▶ **What is required**:
Copy out every one of the entries below word for word.

_ _ _ _ _ _ _

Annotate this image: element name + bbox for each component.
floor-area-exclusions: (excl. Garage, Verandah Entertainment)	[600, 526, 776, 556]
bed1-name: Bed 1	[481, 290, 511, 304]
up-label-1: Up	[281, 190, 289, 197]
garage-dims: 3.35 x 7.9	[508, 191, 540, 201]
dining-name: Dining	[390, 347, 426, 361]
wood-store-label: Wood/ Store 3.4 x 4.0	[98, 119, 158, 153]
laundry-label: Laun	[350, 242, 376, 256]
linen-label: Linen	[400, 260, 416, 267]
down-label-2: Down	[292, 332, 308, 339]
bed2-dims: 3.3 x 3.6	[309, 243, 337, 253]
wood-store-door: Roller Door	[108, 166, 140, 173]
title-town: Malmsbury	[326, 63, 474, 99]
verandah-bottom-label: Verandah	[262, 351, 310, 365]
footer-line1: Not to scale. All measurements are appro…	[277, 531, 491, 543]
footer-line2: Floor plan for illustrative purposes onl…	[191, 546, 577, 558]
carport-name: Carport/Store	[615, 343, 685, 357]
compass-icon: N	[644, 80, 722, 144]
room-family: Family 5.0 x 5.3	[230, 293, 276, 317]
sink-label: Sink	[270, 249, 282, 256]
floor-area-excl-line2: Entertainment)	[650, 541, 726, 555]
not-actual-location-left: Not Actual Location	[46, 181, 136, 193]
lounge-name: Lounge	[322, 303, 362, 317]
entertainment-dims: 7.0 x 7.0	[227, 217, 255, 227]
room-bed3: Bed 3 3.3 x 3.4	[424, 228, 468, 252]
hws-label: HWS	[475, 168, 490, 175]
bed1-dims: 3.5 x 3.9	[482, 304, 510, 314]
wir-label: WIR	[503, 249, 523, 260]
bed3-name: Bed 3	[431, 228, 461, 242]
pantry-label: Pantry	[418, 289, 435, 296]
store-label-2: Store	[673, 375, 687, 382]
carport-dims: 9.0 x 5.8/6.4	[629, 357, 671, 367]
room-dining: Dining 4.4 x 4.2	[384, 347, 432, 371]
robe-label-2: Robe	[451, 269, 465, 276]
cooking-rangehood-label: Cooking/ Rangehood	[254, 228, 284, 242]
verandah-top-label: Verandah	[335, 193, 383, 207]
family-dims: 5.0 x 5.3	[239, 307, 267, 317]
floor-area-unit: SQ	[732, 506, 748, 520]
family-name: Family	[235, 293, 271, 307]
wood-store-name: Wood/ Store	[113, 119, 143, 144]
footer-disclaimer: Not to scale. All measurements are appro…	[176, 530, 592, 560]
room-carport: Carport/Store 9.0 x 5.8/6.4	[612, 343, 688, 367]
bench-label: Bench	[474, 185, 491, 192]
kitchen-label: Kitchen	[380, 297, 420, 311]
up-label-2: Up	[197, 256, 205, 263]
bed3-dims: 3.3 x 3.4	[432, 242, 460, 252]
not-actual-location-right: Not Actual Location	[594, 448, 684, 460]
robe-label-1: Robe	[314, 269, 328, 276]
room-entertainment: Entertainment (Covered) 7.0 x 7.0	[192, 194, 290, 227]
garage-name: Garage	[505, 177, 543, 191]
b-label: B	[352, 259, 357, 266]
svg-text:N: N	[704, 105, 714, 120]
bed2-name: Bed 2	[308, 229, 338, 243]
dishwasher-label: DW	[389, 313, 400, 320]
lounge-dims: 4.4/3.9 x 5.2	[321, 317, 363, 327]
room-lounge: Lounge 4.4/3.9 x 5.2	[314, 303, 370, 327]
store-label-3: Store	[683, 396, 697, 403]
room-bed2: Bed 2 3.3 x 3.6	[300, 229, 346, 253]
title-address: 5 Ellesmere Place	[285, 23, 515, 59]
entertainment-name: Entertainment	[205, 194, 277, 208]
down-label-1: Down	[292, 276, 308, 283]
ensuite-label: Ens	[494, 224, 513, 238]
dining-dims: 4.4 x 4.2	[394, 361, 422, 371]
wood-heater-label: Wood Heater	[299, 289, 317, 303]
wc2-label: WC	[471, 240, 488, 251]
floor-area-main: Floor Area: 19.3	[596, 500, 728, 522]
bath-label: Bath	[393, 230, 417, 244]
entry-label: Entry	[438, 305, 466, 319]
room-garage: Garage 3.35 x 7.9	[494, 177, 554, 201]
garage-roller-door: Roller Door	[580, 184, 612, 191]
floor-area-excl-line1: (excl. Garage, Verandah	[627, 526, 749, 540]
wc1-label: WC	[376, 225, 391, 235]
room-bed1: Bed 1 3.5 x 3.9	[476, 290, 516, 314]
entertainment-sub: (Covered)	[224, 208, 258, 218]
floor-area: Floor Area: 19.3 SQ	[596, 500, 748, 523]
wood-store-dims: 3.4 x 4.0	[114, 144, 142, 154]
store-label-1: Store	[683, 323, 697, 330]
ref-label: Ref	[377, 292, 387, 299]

_ _ _ _ _ _ _

▶ **Written response**:
Annotate this image: element name + bbox for each component.
floor-area-exclusions: (excl. Garage, Verandah Entertainment)	[600, 526, 776, 556]
bed1-name: Bed 1	[481, 290, 511, 304]
up-label-1: Up	[281, 190, 289, 197]
garage-dims: 3.35 x 7.9	[508, 191, 540, 201]
dining-name: Dining	[390, 347, 426, 361]
wood-store-label: Wood/ Store 3.4 x 4.0	[98, 119, 158, 153]
laundry-label: Laun	[350, 242, 376, 256]
linen-label: Linen	[400, 260, 416, 267]
down-label-2: Down	[292, 332, 308, 339]
bed2-dims: 3.3 x 3.6	[309, 243, 337, 253]
wood-store-door: Roller Door	[108, 166, 140, 173]
title-town: Malmsbury	[326, 63, 474, 99]
verandah-bottom-label: Verandah	[262, 351, 310, 365]
footer-line1: Not to scale. All measurements are appro…	[277, 531, 491, 543]
footer-line2: Floor plan for illustrative purposes onl…	[191, 546, 577, 558]
carport-name: Carport/Store	[615, 343, 685, 357]
compass-icon: N	[644, 80, 722, 144]
room-family: Family 5.0 x 5.3	[230, 293, 276, 317]
sink-label: Sink	[270, 249, 282, 256]
floor-area-excl-line2: Entertainment)	[650, 541, 726, 555]
not-actual-location-left: Not Actual Location	[46, 181, 136, 193]
lounge-name: Lounge	[322, 303, 362, 317]
entertainment-dims: 7.0 x 7.0	[227, 217, 255, 227]
room-bed3: Bed 3 3.3 x 3.4	[424, 228, 468, 252]
hws-label: HWS	[475, 168, 490, 175]
bed1-dims: 3.5 x 3.9	[482, 304, 510, 314]
wir-label: WIR	[503, 249, 523, 260]
bed3-name: Bed 3	[431, 228, 461, 242]
pantry-label: Pantry	[418, 289, 435, 296]
store-label-2: Store	[673, 375, 687, 382]
carport-dims: 9.0 x 5.8/6.4	[629, 357, 671, 367]
room-dining: Dining 4.4 x 4.2	[384, 347, 432, 371]
robe-label-2: Robe	[451, 269, 465, 276]
cooking-rangehood-label: Cooking/ Rangehood	[254, 228, 284, 242]
verandah-top-label: Verandah	[335, 193, 383, 207]
family-dims: 5.0 x 5.3	[239, 307, 267, 317]
floor-area-unit: SQ	[732, 506, 748, 520]
family-name: Family	[235, 293, 271, 307]
wood-store-name: Wood/ Store	[113, 119, 143, 144]
footer-disclaimer: Not to scale. All measurements are appro…	[176, 530, 592, 560]
room-carport: Carport/Store 9.0 x 5.8/6.4	[612, 343, 688, 367]
bench-label: Bench	[474, 185, 491, 192]
kitchen-label: Kitchen	[380, 297, 420, 311]
up-label-2: Up	[197, 256, 205, 263]
bed3-dims: 3.3 x 3.4	[432, 242, 460, 252]
not-actual-location-right: Not Actual Location	[594, 448, 684, 460]
robe-label-1: Robe	[314, 269, 328, 276]
room-entertainment: Entertainment (Covered) 7.0 x 7.0	[192, 194, 290, 227]
garage-name: Garage	[505, 177, 543, 191]
b-label: B	[352, 259, 357, 266]
svg-text:N: N	[704, 105, 714, 120]
bed2-name: Bed 2	[308, 229, 338, 243]
dishwasher-label: DW	[389, 313, 400, 320]
lounge-dims: 4.4/3.9 x 5.2	[321, 317, 363, 327]
room-lounge: Lounge 4.4/3.9 x 5.2	[314, 303, 370, 327]
store-label-3: Store	[683, 396, 697, 403]
room-bed2: Bed 2 3.3 x 3.6	[300, 229, 346, 253]
title-address: 5 Ellesmere Place	[285, 23, 515, 59]
entertainment-name: Entertainment	[205, 194, 277, 208]
down-label-1: Down	[292, 276, 308, 283]
ensuite-label: Ens	[494, 224, 513, 238]
dining-dims: 4.4 x 4.2	[394, 361, 422, 371]
wood-heater-label: Wood Heater	[299, 289, 317, 303]
wc2-label: WC	[471, 240, 488, 251]
floor-area-main: Floor Area: 19.3	[596, 500, 728, 522]
bath-label: Bath	[393, 230, 417, 244]
entry-label: Entry	[438, 305, 466, 319]
room-garage: Garage 3.35 x 7.9	[494, 177, 554, 201]
garage-roller-door: Roller Door	[580, 184, 612, 191]
floor-area-excl-line1: (excl. Garage, Verandah	[627, 526, 749, 540]
wc1-label: WC	[376, 225, 391, 235]
room-bed1: Bed 1 3.5 x 3.9	[476, 290, 516, 314]
entertainment-sub: (Covered)	[224, 208, 258, 218]
floor-area: Floor Area: 19.3 SQ	[596, 500, 748, 523]
wood-store-dims: 3.4 x 4.0	[114, 144, 142, 154]
store-label-1: Store	[683, 323, 697, 330]
ref-label: Ref	[377, 292, 387, 299]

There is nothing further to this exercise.